Short exercise. Print every record below exactly as written.

Records for the task.
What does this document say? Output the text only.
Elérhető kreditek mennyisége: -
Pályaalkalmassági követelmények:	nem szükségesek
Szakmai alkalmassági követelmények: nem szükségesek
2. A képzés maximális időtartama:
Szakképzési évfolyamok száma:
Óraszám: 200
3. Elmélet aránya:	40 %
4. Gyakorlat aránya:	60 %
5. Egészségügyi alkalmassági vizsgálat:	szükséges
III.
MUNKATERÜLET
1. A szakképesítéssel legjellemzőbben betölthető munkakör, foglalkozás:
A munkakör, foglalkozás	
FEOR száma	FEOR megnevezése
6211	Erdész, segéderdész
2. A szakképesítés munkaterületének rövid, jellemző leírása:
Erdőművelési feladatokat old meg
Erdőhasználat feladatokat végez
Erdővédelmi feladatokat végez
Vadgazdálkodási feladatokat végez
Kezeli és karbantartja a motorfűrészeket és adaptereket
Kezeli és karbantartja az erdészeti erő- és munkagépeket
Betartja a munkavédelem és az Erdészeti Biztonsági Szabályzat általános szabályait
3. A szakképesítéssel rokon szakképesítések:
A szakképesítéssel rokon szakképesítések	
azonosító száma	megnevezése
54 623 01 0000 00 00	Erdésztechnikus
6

Written answer.
What does this document say? Output the text only.
Elérhető kreditek mennyisége: -
Pályaalkalmassági követelmények:	nem szükségesek
Szakmai alkalmassági követelmények: nem szükségesek
2. A képzés maximális időtartama:
Szakképzési évfolyamok száma:
Óraszám: 200
3. Elmélet aránya:	40 %
4. Gyakorlat aránya:	60 %
5. Egészségügyi alkalmassági vizsgálat:	szükséges
III.
MUNKATERÜLET
1. A szakképesítéssel legjellemzőbben betölthető munkakör, foglalkozás:
A munkakör, foglalkozás	
FEOR száma	FEOR megnevezése
6211	Erdész, segéderdész
2. A szakképesítés munkaterületének rövid, jellemző leírása:
Erdőművelési feladatokat old meg
Erdőhasználat feladatokat végez
Erdővédelmi feladatokat végez
Vadgazdálkodási feladatokat végez
Kezeli és karbantartja a motorfűrészeket és adaptereket
Kezeli és karbantartja az erdészeti erő- és munkagépeket
Betartja a munkavédelem és az Erdészeti Biztonsági Szabályzat általános szabályait
3. A szakképesítéssel rokon szakképesítések:
A szakképesítéssel rokon szakképesítések	
azonosító száma	megnevezése
54 623 01 0000 00 00	Erdésztechnikus
6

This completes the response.